→ **PROBLEM TO SOLVE**: Write out the passage on cell-free DNA sequencing word for word, from "Automated summary" to "for the lab-on-a-chip (LOC) concept.".

** Opening GIVEN PASSAGE block **

DNA Sequencing from Subcritical Concentration of Cell-Free DNA Extracted from Electrowetting-on-Dielectric Platform

Electro-Wetting-On-Dielectric (EWOD) based digital operations have demonstrated outstanding potential in actuating and manipulating liquid droplets. Here, we adapted the EWOD for extracting femtogram quantities of cell-free DNA (cf-DNA) from 1 mu L of KSOM mouse embryo culture medium. Our group extracted the femtogram quantity of cf-DNA from 1 mu L of mouse embryo culture medium in our previous work. Here, we initially explain a modification from our previous extraction protocol, which improves the extraction percentage to 36.74%. Though the modified extraction protocol improves the extraction percentage from our previously reported work, the quantity is still in the femtogram range. The cf-DNA in femtogram quantity is in subcritical/subthreshold concentration for any further analysis, such as sequencing. To the best of our knowledge, we need a minimum of picogram/nanogram DNA quantities for further analysis. We demonstrated a ground-breaking mechanism of this subcritical concentration of cf-DNA amplification to the nanogram range and performed DNA sequencing. Basic Local Alignment Search Tool (BLAST) is used as a sequence similarity search program to confirm the identity percentage between query and subject. More than 97% of nucleotide identities between query and subject sequences have been obtained from the sequencing result. Hence, we can use the methodology to amplify the subcritical concentration of extracted DNA for further analytics. Moreover, as we extract the cf-DNA from the embryo culture medium, the natural growth of the embryo has not been disrupted. This entire mechanism will pave a new path towards the lab-on-a-chip (LOC) concept.

Automated summary

This study utilizes Electro-Wetting-On-Dielectric (EWOD) based digital operations to extract subcritical concentration of cell-free DNA (cf-DNA), and amplifies it to the nanogram range for further analysis. The natural growth of the embryo is not disrupted during the extraction process, paving a new path for the lab-on-a-chip (LOC) concept.

** Closing GIVEN PASSAGE block **
** Opening INFORMATION GIVEN block **

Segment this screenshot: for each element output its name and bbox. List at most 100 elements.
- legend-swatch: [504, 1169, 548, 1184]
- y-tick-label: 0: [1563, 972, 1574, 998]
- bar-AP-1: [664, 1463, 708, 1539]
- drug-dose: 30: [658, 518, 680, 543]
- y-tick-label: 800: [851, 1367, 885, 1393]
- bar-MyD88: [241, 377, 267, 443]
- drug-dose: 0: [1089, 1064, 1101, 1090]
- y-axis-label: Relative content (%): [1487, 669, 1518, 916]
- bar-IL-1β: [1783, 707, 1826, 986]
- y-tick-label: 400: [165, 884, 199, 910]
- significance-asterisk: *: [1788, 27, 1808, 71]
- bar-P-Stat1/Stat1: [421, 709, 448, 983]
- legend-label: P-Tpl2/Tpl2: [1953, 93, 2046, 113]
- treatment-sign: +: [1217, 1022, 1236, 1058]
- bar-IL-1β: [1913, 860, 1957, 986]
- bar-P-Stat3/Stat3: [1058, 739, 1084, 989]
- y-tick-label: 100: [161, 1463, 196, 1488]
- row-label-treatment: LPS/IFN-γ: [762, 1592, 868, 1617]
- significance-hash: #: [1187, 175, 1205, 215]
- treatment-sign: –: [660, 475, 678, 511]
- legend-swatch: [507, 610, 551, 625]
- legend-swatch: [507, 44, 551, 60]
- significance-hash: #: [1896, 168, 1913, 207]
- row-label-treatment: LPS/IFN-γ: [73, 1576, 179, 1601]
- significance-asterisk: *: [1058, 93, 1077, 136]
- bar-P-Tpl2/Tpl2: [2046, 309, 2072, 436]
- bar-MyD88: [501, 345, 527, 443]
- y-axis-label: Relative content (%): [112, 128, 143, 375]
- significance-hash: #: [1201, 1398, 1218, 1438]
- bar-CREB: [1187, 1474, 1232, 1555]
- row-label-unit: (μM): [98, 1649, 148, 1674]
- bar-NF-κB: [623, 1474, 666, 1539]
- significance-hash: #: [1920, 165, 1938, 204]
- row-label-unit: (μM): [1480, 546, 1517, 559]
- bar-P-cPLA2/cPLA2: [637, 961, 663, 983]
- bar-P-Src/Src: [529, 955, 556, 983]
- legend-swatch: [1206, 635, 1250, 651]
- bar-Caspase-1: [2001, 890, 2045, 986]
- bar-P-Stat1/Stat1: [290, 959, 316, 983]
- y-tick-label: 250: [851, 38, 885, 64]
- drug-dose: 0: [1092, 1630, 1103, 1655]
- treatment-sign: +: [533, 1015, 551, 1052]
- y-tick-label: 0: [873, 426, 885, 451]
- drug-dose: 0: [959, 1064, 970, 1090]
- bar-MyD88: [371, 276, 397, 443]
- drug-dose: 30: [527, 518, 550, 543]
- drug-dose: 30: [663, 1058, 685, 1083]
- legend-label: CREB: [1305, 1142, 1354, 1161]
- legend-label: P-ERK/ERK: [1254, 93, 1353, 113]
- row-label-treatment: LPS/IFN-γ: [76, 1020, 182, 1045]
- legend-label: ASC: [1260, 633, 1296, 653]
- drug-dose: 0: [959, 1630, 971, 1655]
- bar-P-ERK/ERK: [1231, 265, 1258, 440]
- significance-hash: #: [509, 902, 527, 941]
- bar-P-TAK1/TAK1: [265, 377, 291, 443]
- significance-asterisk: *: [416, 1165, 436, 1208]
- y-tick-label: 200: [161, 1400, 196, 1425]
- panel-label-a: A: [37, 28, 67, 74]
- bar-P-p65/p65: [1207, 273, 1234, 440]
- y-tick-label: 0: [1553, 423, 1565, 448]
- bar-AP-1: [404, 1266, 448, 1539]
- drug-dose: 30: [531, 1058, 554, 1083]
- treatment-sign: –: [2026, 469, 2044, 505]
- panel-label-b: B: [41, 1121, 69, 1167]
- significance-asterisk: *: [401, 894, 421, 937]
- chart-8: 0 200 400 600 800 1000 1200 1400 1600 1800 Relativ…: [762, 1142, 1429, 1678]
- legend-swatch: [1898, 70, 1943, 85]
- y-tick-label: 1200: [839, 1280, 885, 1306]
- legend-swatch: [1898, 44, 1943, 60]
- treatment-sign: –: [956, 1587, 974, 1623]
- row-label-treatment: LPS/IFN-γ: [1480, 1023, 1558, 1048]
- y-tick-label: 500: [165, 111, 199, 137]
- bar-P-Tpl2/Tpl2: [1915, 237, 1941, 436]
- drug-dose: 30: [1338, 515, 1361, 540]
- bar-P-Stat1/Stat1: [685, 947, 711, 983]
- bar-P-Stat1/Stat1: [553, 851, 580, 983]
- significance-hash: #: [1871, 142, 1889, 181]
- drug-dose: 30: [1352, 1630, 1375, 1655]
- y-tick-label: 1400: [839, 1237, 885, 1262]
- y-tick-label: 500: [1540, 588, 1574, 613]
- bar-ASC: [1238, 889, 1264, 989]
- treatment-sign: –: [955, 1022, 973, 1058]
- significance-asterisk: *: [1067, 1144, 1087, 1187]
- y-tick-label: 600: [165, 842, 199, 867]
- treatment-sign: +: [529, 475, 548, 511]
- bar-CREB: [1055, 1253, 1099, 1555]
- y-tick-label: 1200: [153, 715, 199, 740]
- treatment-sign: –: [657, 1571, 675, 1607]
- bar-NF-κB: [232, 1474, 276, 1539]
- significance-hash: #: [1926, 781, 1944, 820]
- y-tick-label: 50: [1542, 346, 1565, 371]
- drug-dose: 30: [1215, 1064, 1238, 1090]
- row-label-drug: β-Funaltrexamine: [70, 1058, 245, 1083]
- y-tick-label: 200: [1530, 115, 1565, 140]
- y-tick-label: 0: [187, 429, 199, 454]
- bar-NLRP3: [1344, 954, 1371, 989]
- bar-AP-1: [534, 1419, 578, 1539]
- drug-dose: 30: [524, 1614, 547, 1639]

** Closing INFORMATION GIVEN block **

→ **TASK RESPONSE**:
Automated summary

This study utilizes Electro-Wetting-On-Dielectric (EWOD) based digital operations to extract subcritical concentration of cell-free DNA (cf-DNA), and amplifies it to the nanogram range for further analysis. The natural growth of the embryo is not disrupted during the extraction process, paving a new path for the lab-on-a-chip (LOC) concept.